**Short problem**.
Gather each line of the entries below that includes "Number".

========================================

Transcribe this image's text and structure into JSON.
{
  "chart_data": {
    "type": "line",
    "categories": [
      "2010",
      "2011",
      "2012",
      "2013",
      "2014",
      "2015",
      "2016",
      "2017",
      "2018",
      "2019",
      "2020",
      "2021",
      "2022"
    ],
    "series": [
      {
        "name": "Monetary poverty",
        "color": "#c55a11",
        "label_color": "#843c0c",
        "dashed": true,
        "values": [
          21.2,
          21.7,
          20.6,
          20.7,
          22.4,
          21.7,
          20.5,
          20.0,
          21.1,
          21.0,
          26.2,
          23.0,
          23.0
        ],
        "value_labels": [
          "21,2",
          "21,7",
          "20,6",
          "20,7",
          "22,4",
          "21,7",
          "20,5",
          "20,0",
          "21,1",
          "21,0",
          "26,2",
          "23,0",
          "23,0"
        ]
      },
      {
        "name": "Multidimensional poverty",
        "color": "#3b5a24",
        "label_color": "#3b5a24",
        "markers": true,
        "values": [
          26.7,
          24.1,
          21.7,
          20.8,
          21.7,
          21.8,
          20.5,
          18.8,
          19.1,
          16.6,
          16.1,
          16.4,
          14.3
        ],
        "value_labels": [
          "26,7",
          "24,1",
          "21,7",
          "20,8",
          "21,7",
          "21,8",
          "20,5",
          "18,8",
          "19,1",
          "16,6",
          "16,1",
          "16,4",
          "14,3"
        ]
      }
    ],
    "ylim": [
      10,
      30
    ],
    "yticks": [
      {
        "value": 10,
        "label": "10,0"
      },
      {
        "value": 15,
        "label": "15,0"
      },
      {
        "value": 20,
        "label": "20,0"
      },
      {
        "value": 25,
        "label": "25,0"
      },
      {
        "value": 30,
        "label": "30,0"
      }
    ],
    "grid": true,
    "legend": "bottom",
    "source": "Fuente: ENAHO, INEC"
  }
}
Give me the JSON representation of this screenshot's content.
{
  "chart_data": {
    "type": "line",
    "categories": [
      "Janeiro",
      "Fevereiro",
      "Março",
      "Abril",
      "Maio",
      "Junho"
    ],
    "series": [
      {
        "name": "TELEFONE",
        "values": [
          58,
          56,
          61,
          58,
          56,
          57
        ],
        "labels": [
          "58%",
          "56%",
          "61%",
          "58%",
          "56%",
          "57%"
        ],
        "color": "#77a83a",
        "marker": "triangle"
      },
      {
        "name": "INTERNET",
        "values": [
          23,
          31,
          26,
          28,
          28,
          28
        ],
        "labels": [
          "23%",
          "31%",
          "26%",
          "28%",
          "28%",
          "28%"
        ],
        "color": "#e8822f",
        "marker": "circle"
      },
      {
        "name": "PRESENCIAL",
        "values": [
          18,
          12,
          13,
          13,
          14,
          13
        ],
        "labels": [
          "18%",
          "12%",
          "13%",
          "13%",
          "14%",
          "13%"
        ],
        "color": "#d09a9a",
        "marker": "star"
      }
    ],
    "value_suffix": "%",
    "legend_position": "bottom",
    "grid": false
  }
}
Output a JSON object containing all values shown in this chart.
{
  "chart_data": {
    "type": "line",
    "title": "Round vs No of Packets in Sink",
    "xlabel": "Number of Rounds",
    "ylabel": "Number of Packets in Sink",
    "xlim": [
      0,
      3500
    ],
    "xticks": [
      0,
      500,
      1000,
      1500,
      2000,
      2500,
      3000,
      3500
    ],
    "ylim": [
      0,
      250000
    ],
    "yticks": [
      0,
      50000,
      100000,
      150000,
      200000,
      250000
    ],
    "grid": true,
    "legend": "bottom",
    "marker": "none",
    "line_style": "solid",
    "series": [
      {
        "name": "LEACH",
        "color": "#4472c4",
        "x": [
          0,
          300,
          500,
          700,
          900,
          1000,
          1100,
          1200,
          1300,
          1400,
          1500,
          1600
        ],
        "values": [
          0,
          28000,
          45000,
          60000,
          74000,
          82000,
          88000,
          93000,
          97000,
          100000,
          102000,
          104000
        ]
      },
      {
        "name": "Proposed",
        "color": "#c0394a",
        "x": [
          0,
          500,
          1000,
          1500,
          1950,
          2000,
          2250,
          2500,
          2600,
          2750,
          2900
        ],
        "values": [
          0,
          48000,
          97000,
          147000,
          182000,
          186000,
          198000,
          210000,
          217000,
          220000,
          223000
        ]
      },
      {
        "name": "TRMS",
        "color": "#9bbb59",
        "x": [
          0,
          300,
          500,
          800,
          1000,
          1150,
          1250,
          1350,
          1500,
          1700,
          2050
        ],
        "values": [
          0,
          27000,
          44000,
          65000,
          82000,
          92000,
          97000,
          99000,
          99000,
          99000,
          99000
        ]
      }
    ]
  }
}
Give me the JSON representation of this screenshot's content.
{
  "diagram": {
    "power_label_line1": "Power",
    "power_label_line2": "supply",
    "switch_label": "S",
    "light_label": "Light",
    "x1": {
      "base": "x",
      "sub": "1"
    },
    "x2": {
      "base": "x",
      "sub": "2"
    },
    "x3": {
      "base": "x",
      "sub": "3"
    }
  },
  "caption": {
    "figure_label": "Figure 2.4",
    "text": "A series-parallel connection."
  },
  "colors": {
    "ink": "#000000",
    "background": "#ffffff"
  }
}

========================================

**Response**.
    "xlabel": "Number of Rounds",
    "ylabel": "Number of Packets in Sink",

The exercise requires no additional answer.